PAGE TEXT:

52 It is convenient to deal with s138 first. There was no suggestion that the police had contravened any law. It was, however, suggested that the evidence had been improperly obtained. Counsel for Mr Almirol pointed to a number of circumstances. The police already had a warrant for the arrest of Mr Almirol. They were therefore not merely investigating a suspect. They had already formed the view that there was evidence that he had committed the offence of murder and, upon that basis, had obtained the warrant (Van der Meer (1998) 35 A Crim R 232, per Mason CJ at 239/40). The police knew that if they (through an officer who spoke Tagalog) attempted to speak to Mr Almirol by telephone or otherwise, they would be obliged to administer a caution. Yet the police resorted to the device of having Mrs Cora Davis, a friend of Mr Almirol, speak to him. It may be inferred that they knew that the use of Mrs Davis, as an agent for the police, had the advantage that no caution would be appropriate or administered.
53 I accept that the circumstances of the call to Mr Almirol were as outlined by his counsel. However the police said, and I also accept, that the purpose of using Mrs Davis to speak to Mr Almirol in the intercepted telephone calls was to obtain corroboration of her account to the police on 21 May 2003, and not to avoid administering a caution (T80).
54 There was, in my view, no improper conduct on the part of the police. It is therefore unnecessary to balance the matters identified in s138 in order to determine whether, under that section, the evidence should be admitted.
55 I turn, then, to the discretion which arises under s90. That section is in these terms:
- "90 Discretion to exclude admissions
- In a criminal proceeding, the court may refuse to admit evidence of an admission, or refuse to admit the evidence to prove a particular fact, if:
- (a) the evidence is adduced by the prosecution, and
- (b) having regard to the circumstances in which the admission was made, it would be unfair to a defendant to use the evidence."

RECORDS FOR PROCESSING:

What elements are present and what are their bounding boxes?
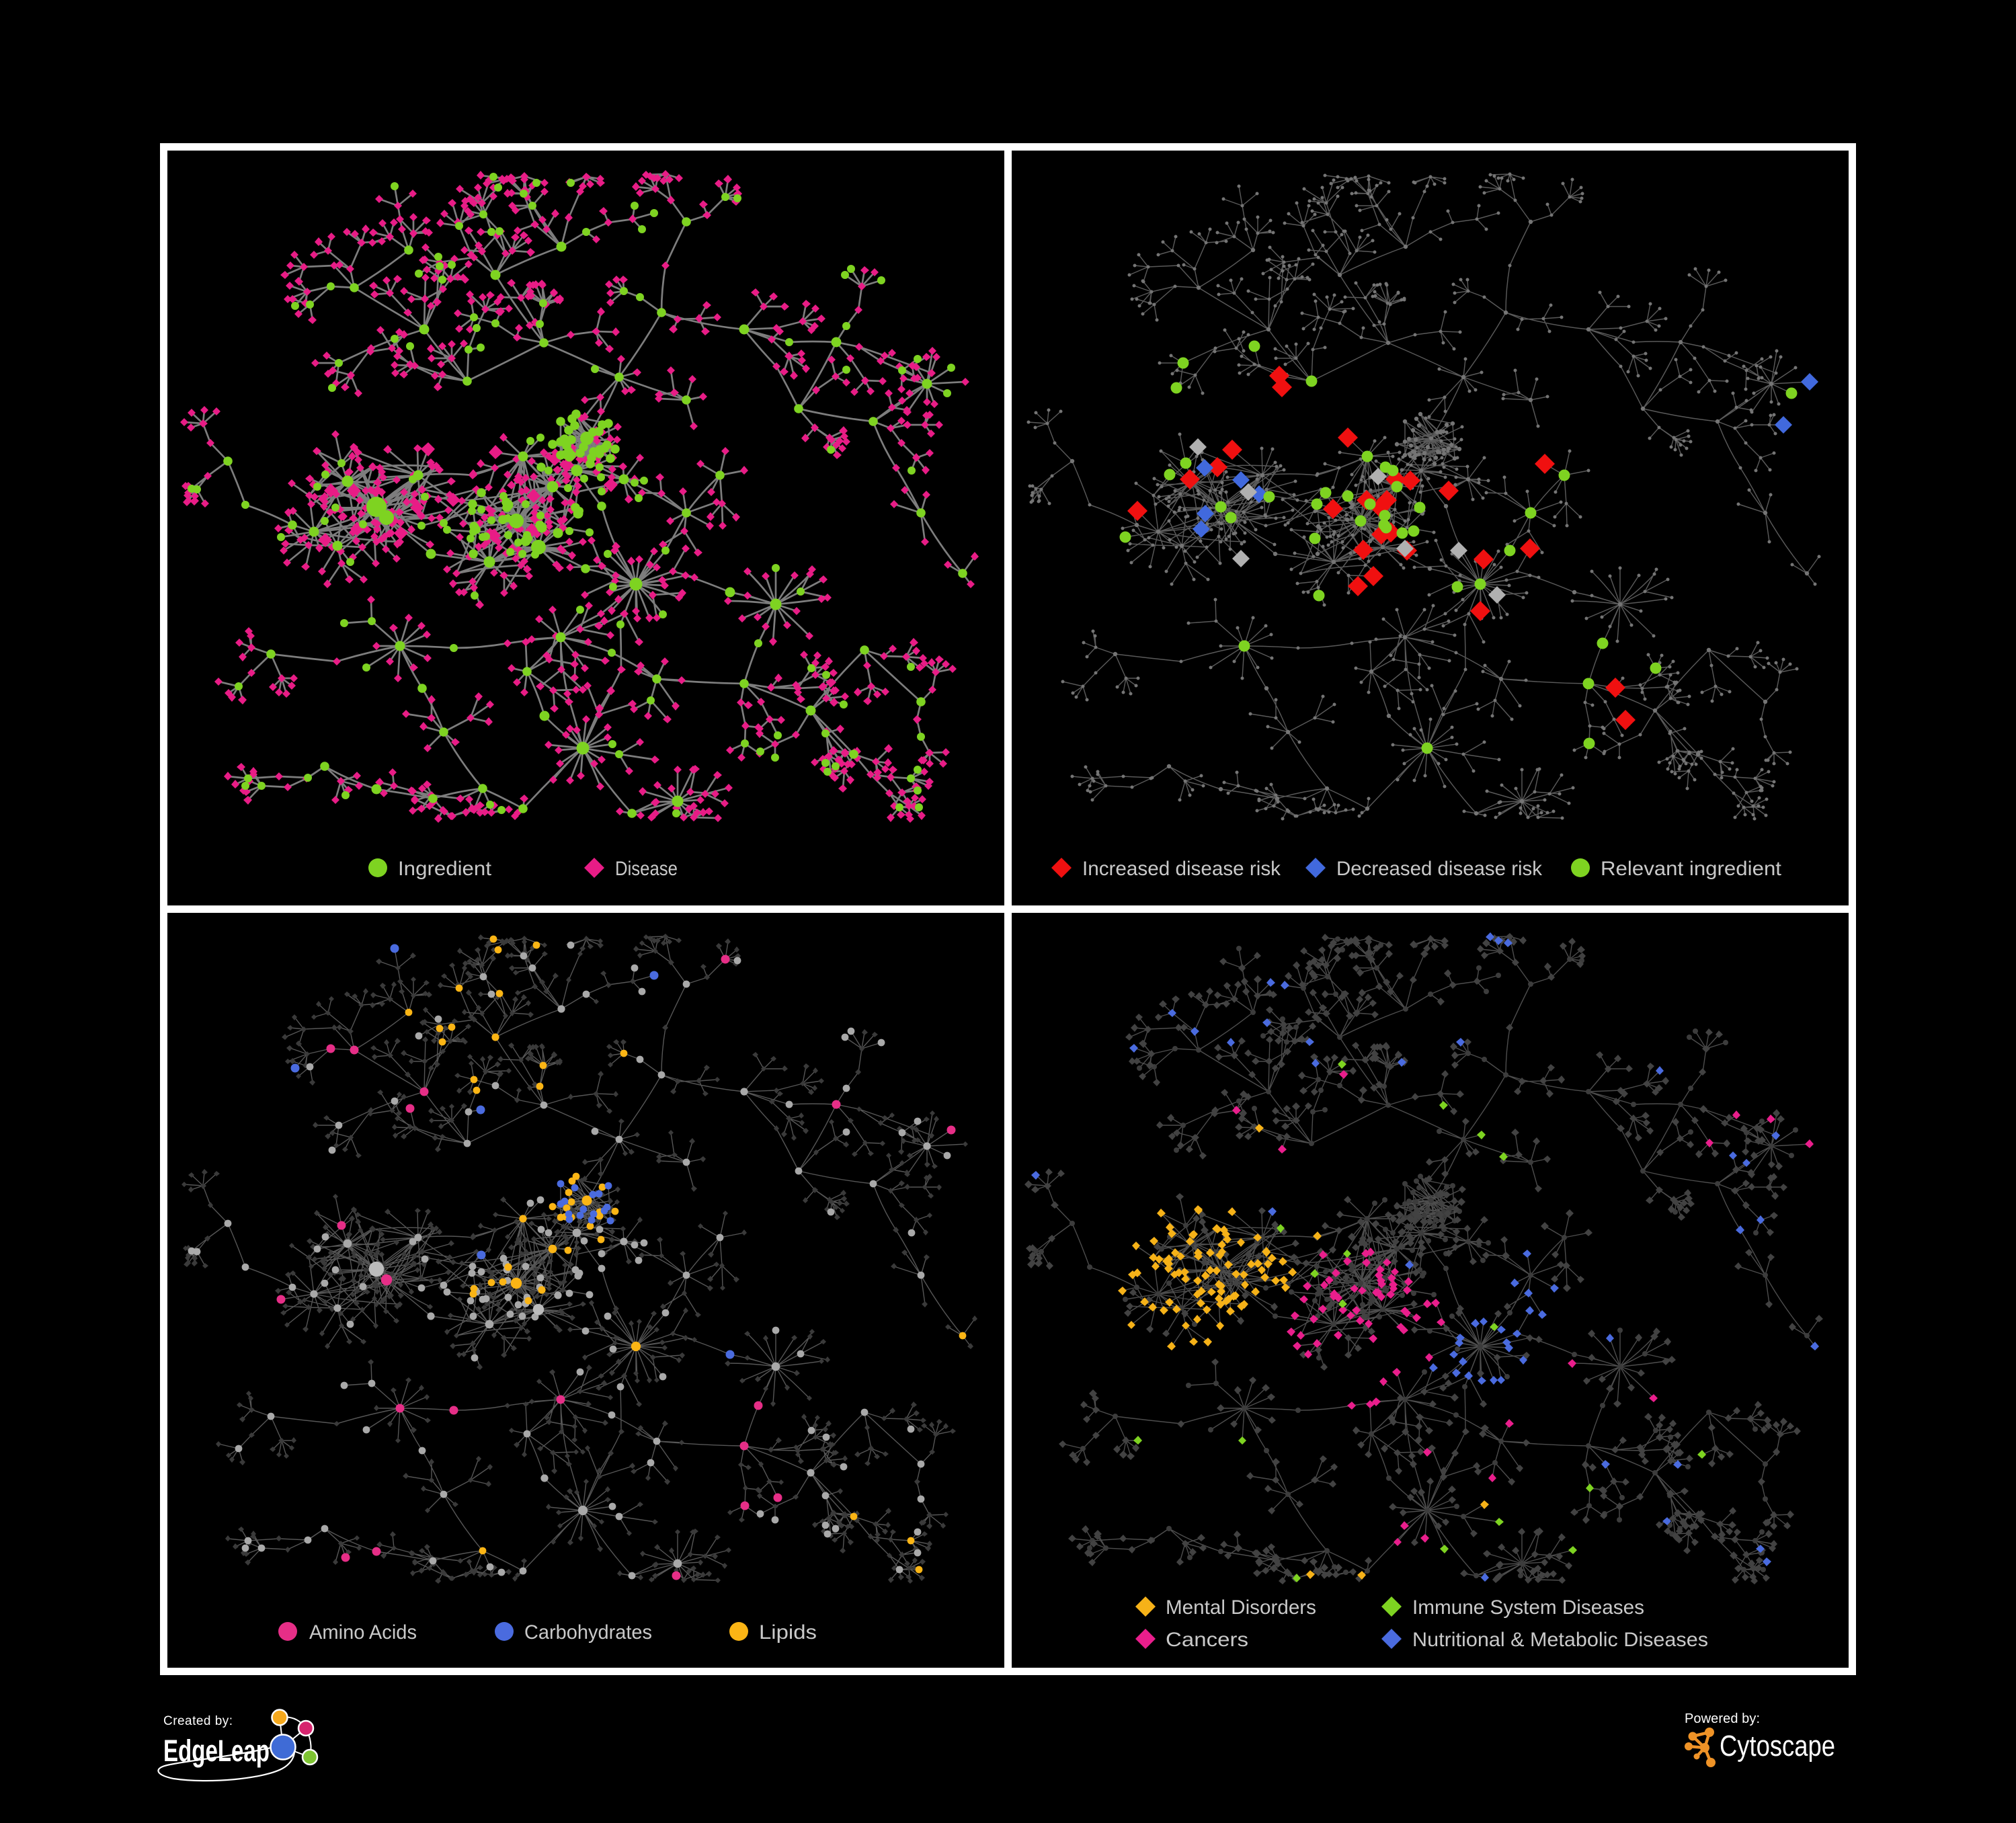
svg-text:Nutritional & Metabolic Diseas: Nutritional & Metabolic Diseases xyxy=(1412,1629,1708,1651)
svg-text:Increased disease risk: Increased disease risk xyxy=(1082,858,1281,880)
svg-text:Cytoscape: Cytoscape xyxy=(1720,1730,1835,1763)
svg-text:Carbohydrates: Carbohydrates xyxy=(524,1621,652,1644)
svg-text:Relevant ingredient: Relevant ingredient xyxy=(1601,858,1782,880)
svg-text:Lipids: Lipids xyxy=(759,1621,817,1644)
svg-text:Powered by:: Powered by: xyxy=(1685,1711,1760,1726)
svg-text:Immune System Diseases: Immune System Diseases xyxy=(1412,1596,1644,1619)
svg-text:Disease: Disease xyxy=(615,858,678,880)
svg-text:Amino Acids: Amino Acids xyxy=(309,1621,417,1644)
svg-text:Created by:: Created by: xyxy=(163,1714,233,1728)
svg-text:Mental Disorders: Mental Disorders xyxy=(1166,1596,1316,1619)
svg-text:Cancers: Cancers xyxy=(1166,1629,1248,1651)
svg-text:Decreased disease risk: Decreased disease risk xyxy=(1336,858,1543,880)
svg-text:Ingredient: Ingredient xyxy=(398,858,492,880)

SET OF TASKS:
1. From the judgment excerpt, copy word for word the part that opens with the words containing "53 I accept" and closes with "a caution (T80).".
2. Quote from the records, without changes, the part that opens with the line containing "svg-text:Nutritional & Metabolic" and closes with the line containing "svg-text:Cytoscape: Cytoscape xyxy=(1720,1730,1835,1763)", including both of those lines.

ANSWERS BELOW:
1.
53 I accept that the circumstances of the call to Mr Almirol were as outlined by his counsel. However the police said, and I also accept, that the purpose of using Mrs Davis to speak to Mr Almirol in the intercepted telephone calls was to obtain corroboration of her account to the police on 21 May 2003, and not to avoid administering a caution (T80).

2.
svg-text:Nutritional & Metabolic Diseas: Nutritional & Metabolic Diseases xyxy=(1412,1629,1708,1651)
svg-text:Increased disease risk: Increased disease risk xyxy=(1082,858,1281,880)
svg-text:Cytoscape: Cytoscape xyxy=(1720,1730,1835,1763)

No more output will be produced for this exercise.